Aim of the task: Scan each line of the records for the word "에이전트" and extract the ones that have it.

● ● ● ● ● ● ●

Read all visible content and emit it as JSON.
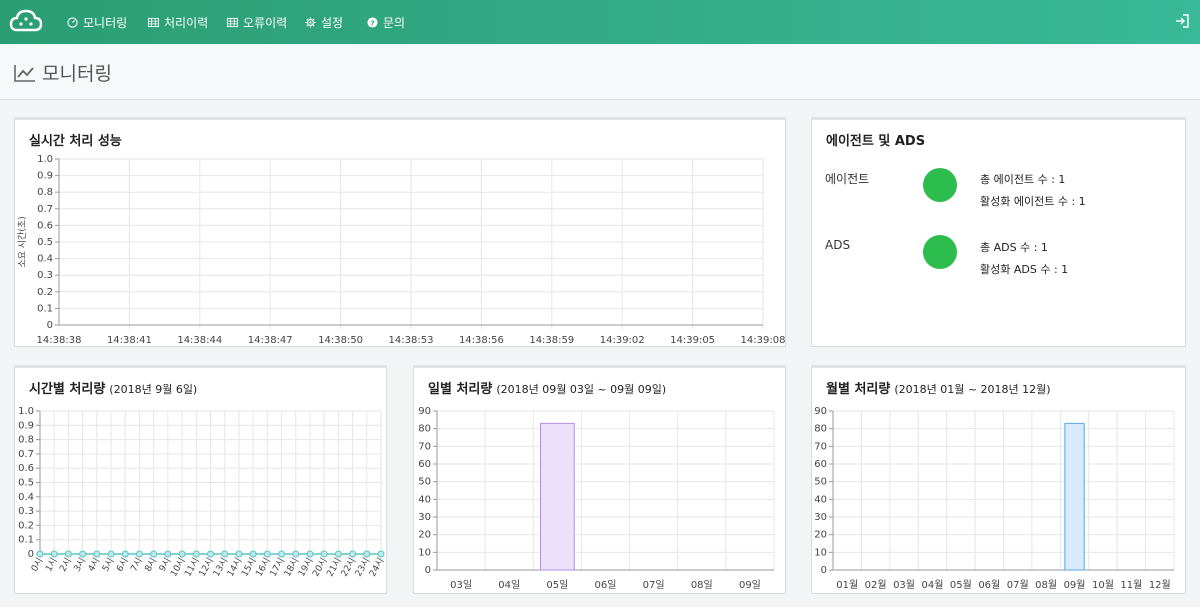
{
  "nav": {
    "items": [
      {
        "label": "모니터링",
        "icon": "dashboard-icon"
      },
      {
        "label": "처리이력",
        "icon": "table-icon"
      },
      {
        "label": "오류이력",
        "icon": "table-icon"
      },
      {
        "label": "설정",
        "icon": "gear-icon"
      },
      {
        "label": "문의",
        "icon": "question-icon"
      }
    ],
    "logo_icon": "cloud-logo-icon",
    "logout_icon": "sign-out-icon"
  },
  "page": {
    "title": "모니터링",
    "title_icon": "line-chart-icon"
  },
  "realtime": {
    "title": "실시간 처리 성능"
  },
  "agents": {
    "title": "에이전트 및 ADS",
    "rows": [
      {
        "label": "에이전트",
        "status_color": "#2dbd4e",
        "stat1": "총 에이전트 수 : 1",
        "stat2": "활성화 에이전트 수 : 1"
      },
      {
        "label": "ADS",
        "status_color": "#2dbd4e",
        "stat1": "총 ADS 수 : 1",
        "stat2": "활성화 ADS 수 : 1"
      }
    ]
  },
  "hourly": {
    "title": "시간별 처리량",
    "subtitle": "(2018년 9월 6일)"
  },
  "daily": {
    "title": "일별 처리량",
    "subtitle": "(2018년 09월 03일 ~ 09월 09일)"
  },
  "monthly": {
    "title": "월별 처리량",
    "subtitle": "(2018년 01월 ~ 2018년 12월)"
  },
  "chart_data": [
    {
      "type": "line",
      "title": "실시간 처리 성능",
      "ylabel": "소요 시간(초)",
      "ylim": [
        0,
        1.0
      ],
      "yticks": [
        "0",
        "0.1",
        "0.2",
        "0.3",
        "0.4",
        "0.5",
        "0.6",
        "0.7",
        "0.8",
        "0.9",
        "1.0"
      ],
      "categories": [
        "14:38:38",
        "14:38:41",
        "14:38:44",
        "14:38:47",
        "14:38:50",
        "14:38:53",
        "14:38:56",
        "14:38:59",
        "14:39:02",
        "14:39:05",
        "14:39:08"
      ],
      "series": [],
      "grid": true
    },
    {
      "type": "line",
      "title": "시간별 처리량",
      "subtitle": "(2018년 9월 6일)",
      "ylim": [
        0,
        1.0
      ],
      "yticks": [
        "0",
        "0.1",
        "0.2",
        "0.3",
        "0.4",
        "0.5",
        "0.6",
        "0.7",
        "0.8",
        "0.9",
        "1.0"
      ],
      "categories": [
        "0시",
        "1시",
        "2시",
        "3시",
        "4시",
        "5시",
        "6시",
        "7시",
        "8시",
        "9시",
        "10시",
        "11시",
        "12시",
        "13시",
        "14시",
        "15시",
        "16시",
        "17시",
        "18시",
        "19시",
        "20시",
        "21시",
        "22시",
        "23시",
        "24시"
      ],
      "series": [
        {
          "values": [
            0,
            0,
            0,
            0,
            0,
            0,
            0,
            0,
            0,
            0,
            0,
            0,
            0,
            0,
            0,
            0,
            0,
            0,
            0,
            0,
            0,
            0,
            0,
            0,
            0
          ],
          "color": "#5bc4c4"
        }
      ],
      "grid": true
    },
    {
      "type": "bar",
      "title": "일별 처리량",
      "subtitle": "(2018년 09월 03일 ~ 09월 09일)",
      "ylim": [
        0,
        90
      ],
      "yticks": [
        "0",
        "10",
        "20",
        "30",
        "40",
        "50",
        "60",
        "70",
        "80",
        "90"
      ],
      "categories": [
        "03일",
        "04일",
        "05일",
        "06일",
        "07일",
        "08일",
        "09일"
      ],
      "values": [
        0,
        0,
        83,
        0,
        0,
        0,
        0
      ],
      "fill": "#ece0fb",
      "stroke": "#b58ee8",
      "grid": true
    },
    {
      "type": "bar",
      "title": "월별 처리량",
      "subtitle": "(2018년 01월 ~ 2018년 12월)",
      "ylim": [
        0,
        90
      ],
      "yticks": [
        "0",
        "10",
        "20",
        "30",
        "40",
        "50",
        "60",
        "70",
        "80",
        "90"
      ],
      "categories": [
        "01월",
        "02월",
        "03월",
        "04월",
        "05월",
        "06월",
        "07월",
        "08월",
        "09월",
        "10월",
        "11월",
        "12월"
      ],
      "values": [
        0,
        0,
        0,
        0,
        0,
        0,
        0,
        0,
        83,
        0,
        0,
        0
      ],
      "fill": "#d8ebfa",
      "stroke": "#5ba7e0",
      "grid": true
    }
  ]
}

● ● ● ● ● ● ●

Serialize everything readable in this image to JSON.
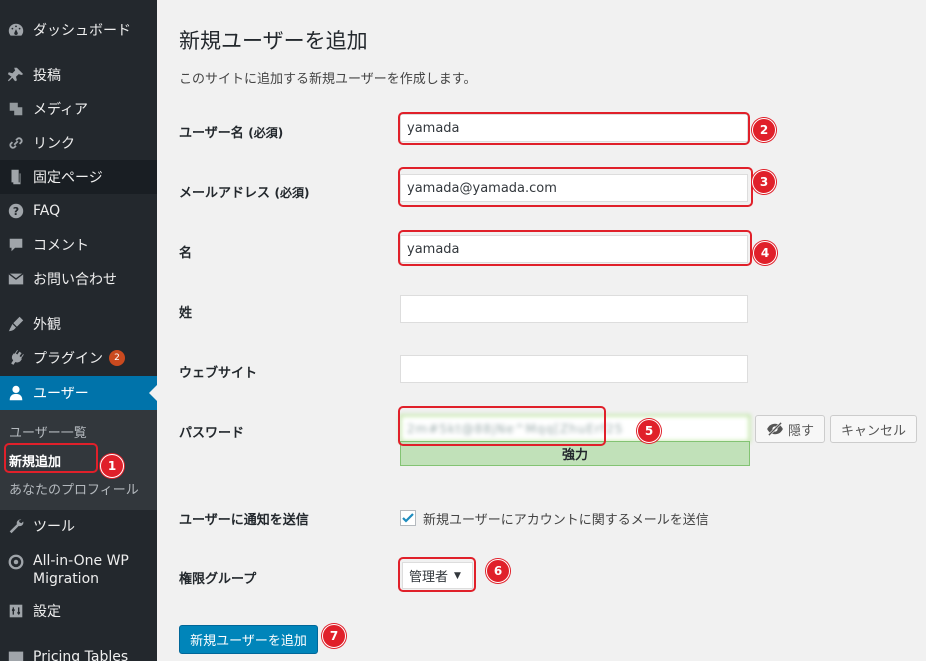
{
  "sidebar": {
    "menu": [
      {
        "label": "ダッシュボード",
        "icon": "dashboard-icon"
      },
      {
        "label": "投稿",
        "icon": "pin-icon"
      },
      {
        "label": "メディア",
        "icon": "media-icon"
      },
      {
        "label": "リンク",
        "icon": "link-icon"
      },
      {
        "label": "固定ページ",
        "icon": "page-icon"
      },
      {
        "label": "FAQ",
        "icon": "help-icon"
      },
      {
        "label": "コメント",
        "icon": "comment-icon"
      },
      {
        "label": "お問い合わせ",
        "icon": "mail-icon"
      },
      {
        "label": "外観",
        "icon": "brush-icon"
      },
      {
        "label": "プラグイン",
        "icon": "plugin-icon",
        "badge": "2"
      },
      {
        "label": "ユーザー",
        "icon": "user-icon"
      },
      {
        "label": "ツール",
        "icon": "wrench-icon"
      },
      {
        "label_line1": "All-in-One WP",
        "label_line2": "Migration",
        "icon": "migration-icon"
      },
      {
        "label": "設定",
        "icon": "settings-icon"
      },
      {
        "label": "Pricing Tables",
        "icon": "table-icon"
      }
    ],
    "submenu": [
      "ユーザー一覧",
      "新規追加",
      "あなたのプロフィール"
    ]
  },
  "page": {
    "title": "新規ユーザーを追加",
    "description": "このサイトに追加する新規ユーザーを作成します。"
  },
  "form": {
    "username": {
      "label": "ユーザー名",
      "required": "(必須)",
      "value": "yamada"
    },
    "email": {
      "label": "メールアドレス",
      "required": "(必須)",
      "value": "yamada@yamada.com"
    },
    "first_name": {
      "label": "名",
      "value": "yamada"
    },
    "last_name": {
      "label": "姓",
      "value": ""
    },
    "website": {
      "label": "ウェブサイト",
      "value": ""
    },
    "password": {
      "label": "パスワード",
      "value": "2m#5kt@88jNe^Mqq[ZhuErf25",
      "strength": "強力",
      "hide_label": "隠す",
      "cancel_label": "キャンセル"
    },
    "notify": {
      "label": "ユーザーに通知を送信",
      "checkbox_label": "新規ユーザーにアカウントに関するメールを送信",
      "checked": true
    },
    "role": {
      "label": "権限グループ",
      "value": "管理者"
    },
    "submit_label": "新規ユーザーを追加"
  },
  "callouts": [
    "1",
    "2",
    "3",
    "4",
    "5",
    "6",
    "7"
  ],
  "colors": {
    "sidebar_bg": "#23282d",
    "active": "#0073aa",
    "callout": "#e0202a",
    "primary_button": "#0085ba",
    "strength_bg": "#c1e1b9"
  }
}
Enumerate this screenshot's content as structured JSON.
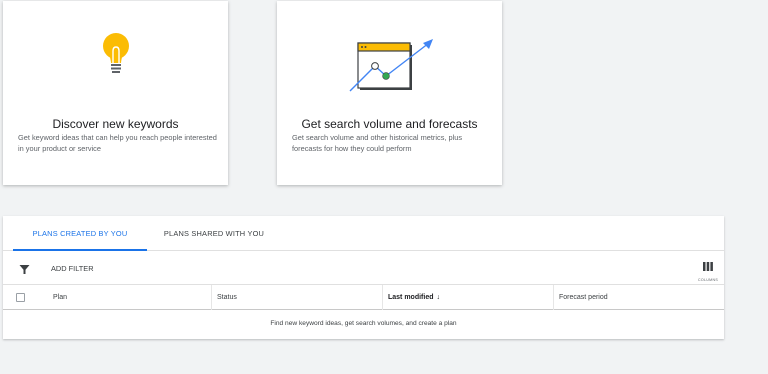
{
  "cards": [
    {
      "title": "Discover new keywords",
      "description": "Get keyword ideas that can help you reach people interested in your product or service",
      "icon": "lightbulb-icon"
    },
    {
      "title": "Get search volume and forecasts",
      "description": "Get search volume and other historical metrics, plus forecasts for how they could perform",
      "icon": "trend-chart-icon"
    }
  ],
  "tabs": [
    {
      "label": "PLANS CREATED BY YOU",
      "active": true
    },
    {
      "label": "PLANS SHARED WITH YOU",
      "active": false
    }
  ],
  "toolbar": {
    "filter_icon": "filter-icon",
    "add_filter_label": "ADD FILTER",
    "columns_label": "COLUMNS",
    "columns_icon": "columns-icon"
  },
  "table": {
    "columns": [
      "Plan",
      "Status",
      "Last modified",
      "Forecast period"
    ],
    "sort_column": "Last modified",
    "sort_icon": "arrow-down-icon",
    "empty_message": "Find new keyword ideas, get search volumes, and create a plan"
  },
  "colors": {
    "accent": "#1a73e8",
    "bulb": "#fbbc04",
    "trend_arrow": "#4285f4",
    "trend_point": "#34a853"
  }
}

● ● ● ● ● ● ●

Written reply:
    "title": "에이전트 및 ADS",
        "label": "에이전트",
        "stat1": "총 에이전트 수 : 1",
        "stat2": "활성화 에이전트 수 : 1"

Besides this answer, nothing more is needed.